Print all records exactly, leaving nothing out.

··········

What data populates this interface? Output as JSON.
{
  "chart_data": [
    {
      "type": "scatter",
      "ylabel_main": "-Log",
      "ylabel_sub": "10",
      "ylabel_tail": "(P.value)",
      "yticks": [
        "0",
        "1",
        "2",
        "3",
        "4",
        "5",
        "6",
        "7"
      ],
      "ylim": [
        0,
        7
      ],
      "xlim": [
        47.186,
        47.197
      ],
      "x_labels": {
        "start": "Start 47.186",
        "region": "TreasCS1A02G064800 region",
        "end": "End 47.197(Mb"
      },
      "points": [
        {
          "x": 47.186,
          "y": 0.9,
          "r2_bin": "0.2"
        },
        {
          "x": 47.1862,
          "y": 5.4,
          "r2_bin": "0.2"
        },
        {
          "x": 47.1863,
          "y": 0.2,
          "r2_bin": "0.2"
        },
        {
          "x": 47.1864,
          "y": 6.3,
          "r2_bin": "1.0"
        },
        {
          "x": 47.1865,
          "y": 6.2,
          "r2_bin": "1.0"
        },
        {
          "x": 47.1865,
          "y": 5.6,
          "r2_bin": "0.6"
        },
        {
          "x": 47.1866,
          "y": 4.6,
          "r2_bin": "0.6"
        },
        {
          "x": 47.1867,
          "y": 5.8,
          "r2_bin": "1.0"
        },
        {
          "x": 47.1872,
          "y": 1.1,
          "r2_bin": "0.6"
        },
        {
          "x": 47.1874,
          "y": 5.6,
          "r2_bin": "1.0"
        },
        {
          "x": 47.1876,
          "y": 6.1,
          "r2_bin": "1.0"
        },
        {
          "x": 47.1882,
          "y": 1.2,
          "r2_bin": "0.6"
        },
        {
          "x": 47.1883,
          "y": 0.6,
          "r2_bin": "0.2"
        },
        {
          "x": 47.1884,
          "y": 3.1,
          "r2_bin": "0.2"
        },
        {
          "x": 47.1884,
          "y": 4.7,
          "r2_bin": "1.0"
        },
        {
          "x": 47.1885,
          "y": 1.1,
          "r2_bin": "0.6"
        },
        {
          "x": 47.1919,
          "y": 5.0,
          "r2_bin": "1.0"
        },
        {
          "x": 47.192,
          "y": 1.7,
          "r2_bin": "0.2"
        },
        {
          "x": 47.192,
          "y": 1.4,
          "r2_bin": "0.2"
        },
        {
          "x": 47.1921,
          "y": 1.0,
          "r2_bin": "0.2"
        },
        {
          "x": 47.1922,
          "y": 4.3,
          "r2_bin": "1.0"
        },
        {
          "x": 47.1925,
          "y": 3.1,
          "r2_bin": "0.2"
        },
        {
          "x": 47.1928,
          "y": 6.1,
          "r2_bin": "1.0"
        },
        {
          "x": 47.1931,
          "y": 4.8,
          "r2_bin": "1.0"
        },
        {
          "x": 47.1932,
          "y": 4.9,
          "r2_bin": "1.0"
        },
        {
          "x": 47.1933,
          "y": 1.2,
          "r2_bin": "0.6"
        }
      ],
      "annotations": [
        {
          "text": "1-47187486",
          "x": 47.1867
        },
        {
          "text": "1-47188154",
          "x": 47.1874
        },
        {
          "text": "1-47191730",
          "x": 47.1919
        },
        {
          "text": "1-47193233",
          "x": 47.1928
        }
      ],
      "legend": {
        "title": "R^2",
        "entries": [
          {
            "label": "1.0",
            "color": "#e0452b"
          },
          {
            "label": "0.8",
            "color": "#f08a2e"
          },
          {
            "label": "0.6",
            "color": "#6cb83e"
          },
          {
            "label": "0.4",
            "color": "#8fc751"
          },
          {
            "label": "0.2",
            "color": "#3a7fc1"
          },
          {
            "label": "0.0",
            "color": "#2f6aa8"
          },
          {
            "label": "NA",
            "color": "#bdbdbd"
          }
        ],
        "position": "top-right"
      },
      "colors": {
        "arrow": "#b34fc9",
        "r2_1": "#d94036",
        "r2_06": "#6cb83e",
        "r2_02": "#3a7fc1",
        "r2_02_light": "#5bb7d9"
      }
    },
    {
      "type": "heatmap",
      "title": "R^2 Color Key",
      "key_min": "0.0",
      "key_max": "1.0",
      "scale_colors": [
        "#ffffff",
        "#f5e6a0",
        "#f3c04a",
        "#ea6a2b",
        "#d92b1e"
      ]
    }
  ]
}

··········

• [Complete output]
What data populates this interface? Output as JSON.
{
  "chart_data": [
    {
      "type": "scatter",
      "ylabel_main": "-Log",
      "ylabel_sub": "10",
      "ylabel_tail": "(P.value)",
      "yticks": [
        "0",
        "1",
        "2",
        "3",
        "4",
        "5",
        "6",
        "7"
      ],
      "ylim": [
        0,
        7
      ],
      "xlim": [
        47.186,
        47.197
      ],
      "x_labels": {
        "start": "Start 47.186",
        "region": "TreasCS1A02G064800 region",
        "end": "End 47.197(Mb"
      },
      "points": [
        {
          "x": 47.186,
          "y": 0.9,
          "r2_bin": "0.2"
        },
        {
          "x": 47.1862,
          "y": 5.4,
          "r2_bin": "0.2"
        },
        {
          "x": 47.1863,
          "y": 0.2,
          "r2_bin": "0.2"
        },
        {
          "x": 47.1864,
          "y": 6.3,
          "r2_bin": "1.0"
        },
        {
          "x": 47.1865,
          "y": 6.2,
          "r2_bin": "1.0"
        },
        {
          "x": 47.1865,
          "y": 5.6,
          "r2_bin": "0.6"
        },
        {
          "x": 47.1866,
          "y": 4.6,
          "r2_bin": "0.6"
        },
        {
          "x": 47.1867,
          "y": 5.8,
          "r2_bin": "1.0"
        },
        {
          "x": 47.1872,
          "y": 1.1,
          "r2_bin": "0.6"
        },
        {
          "x": 47.1874,
          "y": 5.6,
          "r2_bin": "1.0"
        },
        {
          "x": 47.1876,
          "y": 6.1,
          "r2_bin": "1.0"
        },
        {
          "x": 47.1882,
          "y": 1.2,
          "r2_bin": "0.6"
        },
        {
          "x": 47.1883,
          "y": 0.6,
          "r2_bin": "0.2"
        },
        {
          "x": 47.1884,
          "y": 3.1,
          "r2_bin": "0.2"
        },
        {
          "x": 47.1884,
          "y": 4.7,
          "r2_bin": "1.0"
        },
        {
          "x": 47.1885,
          "y": 1.1,
          "r2_bin": "0.6"
        },
        {
          "x": 47.1919,
          "y": 5.0,
          "r2_bin": "1.0"
        },
        {
          "x": 47.192,
          "y": 1.7,
          "r2_bin": "0.2"
        },
        {
          "x": 47.192,
          "y": 1.4,
          "r2_bin": "0.2"
        },
        {
          "x": 47.1921,
          "y": 1.0,
          "r2_bin": "0.2"
        },
        {
          "x": 47.1922,
          "y": 4.3,
          "r2_bin": "1.0"
        },
        {
          "x": 47.1925,
          "y": 3.1,
          "r2_bin": "0.2"
        },
        {
          "x": 47.1928,
          "y": 6.1,
          "r2_bin": "1.0"
        },
        {
          "x": 47.1931,
          "y": 4.8,
          "r2_bin": "1.0"
        },
        {
          "x": 47.1932,
          "y": 4.9,
          "r2_bin": "1.0"
        },
        {
          "x": 47.1933,
          "y": 1.2,
          "r2_bin": "0.6"
        }
      ],
      "annotations": [
        {
          "text": "1-47187486",
          "x": 47.1867
        },
        {
          "text": "1-47188154",
          "x": 47.1874
        },
        {
          "text": "1-47191730",
          "x": 47.1919
        },
        {
          "text": "1-47193233",
          "x": 47.1928
        }
      ],
      "legend": {
        "title": "R^2",
        "entries": [
          {
            "label": "1.0",
            "color": "#e0452b"
          },
          {
            "label": "0.8",
            "color": "#f08a2e"
          },
          {
            "label": "0.6",
            "color": "#6cb83e"
          },
          {
            "label": "0.4",
            "color": "#8fc751"
          },
          {
            "label": "0.2",
            "color": "#3a7fc1"
          },
          {
            "label": "0.0",
            "color": "#2f6aa8"
          },
          {
            "label": "NA",
            "color": "#bdbdbd"
          }
        ],
        "position": "top-right"
      },
      "colors": {
        "arrow": "#b34fc9",
        "r2_1": "#d94036",
        "r2_06": "#6cb83e",
        "r2_02": "#3a7fc1",
        "r2_02_light": "#5bb7d9"
      }
    },
    {
      "type": "heatmap",
      "title": "R^2 Color Key",
      "key_min": "0.0",
      "key_max": "1.0",
      "scale_colors": [
        "#ffffff",
        "#f5e6a0",
        "#f3c04a",
        "#ea6a2b",
        "#d92b1e"
      ]
    }
  ]
}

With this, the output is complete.